↓↓↓

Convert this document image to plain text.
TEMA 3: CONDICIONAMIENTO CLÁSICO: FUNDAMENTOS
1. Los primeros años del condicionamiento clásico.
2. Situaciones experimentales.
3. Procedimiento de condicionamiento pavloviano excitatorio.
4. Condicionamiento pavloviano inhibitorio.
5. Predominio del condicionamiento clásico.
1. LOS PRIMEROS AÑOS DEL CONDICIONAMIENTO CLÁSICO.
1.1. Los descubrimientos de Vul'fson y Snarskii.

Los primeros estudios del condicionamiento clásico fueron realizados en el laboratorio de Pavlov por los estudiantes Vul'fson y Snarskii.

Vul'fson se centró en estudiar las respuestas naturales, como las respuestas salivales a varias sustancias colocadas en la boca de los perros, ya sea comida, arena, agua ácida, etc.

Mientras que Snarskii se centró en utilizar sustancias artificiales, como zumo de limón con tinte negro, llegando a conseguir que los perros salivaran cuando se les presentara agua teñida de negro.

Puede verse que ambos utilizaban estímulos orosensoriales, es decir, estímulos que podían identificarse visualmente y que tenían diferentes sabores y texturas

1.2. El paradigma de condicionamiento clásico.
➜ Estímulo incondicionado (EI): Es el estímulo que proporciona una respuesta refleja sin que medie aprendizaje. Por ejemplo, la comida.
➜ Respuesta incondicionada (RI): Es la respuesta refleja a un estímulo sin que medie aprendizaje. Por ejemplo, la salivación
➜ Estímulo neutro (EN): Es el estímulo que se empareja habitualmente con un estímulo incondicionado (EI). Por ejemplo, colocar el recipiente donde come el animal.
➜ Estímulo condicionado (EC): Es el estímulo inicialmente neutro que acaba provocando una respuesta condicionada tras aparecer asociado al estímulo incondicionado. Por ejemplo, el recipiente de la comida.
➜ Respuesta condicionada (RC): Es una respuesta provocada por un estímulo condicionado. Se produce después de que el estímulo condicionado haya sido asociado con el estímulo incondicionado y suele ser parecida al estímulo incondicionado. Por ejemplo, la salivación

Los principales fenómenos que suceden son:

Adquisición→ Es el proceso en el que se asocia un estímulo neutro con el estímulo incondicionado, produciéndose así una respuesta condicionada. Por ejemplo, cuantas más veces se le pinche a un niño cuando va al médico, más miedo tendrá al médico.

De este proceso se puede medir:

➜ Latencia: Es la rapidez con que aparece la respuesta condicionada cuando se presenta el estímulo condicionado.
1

↑↑↑

Look through the material above and pick out each line holding the word "sustancias".

Vul'fson se centró en estudiar las respuestas naturales, como las respuestas salivales a varias sustancias colocadas en la boca de los perros, ya sea comida, arena, agua ácida, etc.
Mientras que Snarskii se centró en utilizar sustancias artificiales, como zumo de limón con tinte negro, llegando a conseguir que los perros salivaran cuando se les presentara agua teñida de negro.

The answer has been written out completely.